What you should do. Give only one thing: the number of lines that include the word "hair".

**********

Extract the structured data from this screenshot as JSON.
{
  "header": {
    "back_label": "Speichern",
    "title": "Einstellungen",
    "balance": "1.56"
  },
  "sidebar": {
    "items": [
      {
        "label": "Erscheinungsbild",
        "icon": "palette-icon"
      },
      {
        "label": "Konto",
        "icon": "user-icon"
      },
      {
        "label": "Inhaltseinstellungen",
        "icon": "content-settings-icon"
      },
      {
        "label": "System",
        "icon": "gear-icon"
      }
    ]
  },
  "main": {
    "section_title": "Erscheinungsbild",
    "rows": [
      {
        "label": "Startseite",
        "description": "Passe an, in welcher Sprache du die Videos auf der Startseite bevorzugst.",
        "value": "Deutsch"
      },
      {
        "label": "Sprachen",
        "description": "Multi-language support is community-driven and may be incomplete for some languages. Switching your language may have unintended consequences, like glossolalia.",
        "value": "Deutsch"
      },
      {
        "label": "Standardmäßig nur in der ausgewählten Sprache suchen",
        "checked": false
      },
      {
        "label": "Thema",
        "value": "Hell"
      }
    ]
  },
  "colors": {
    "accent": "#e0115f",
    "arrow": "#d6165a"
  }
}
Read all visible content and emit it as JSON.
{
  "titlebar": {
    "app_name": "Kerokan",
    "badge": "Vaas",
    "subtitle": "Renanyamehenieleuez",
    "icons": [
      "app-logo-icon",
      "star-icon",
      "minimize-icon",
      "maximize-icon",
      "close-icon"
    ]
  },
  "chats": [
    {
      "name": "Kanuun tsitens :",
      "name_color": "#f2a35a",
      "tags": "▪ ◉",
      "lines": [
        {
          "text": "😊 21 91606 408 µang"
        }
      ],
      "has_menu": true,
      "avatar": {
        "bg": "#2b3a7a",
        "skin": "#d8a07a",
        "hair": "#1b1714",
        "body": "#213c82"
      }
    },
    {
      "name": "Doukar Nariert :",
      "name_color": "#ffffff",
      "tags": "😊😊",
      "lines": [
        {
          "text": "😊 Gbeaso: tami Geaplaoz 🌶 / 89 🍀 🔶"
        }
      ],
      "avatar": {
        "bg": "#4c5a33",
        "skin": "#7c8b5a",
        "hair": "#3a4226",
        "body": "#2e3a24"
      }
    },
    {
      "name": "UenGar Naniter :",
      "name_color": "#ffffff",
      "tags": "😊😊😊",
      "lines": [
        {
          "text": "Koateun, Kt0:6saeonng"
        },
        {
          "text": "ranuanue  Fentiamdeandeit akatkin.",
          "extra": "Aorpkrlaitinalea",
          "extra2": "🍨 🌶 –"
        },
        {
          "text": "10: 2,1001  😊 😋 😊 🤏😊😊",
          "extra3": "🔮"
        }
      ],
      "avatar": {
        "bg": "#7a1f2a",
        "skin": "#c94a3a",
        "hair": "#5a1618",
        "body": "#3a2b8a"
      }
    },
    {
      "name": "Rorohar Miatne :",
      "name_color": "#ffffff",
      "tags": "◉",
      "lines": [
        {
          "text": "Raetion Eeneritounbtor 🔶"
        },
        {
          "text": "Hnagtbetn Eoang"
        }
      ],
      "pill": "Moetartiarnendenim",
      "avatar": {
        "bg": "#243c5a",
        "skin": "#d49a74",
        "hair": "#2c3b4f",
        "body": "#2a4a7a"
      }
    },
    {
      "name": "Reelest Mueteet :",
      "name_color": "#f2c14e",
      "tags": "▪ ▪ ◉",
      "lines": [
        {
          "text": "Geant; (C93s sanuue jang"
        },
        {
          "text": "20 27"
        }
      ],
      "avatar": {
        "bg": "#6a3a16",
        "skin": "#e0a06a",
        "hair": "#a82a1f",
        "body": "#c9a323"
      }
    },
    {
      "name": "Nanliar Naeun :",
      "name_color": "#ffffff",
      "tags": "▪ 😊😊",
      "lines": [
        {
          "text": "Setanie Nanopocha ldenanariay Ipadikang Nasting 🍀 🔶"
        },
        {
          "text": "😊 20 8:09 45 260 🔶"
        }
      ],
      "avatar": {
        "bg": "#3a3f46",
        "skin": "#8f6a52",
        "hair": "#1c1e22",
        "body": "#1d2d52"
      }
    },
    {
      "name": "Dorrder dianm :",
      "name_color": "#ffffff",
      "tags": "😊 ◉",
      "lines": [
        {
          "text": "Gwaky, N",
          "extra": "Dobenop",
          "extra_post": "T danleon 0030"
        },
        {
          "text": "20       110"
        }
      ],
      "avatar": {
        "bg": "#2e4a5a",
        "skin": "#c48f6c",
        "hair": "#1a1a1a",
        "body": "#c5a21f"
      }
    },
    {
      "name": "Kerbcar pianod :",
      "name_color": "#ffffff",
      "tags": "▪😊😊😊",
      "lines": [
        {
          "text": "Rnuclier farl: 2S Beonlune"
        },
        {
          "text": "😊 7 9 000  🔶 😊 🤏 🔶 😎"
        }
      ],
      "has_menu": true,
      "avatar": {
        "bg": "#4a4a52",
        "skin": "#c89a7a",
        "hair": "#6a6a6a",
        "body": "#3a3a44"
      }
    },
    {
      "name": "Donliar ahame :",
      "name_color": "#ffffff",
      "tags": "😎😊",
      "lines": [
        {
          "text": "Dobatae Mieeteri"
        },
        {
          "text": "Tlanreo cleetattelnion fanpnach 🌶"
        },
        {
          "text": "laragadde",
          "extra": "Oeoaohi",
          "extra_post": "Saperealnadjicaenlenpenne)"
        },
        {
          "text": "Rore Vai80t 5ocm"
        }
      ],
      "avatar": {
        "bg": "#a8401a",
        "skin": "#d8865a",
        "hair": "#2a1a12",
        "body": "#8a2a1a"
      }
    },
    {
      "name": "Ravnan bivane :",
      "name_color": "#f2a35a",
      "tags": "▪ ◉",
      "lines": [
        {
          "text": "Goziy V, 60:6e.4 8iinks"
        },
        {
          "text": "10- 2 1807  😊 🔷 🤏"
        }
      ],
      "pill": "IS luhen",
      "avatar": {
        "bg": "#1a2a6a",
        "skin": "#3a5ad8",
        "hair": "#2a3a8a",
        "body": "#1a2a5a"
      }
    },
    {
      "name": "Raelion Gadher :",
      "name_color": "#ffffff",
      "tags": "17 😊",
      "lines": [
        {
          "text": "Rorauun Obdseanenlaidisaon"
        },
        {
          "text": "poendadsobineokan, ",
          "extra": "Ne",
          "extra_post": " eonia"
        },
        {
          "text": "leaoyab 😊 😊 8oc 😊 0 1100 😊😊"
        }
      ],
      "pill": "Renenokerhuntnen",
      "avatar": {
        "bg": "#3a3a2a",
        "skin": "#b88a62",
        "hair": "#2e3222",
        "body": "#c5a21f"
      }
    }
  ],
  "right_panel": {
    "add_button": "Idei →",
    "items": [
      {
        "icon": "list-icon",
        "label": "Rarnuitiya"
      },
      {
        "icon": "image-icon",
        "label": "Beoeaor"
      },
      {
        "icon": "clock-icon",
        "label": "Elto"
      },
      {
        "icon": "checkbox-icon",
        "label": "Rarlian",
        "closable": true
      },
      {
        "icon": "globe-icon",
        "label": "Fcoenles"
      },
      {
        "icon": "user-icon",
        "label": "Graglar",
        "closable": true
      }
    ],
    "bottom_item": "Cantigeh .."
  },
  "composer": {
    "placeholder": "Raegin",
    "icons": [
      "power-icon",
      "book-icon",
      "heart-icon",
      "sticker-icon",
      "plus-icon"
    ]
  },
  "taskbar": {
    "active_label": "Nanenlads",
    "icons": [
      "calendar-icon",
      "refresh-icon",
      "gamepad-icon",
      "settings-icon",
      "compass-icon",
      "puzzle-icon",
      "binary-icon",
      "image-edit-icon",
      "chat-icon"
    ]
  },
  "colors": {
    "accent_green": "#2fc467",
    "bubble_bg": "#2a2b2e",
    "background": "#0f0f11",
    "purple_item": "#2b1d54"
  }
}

**********

Exercise answer. 11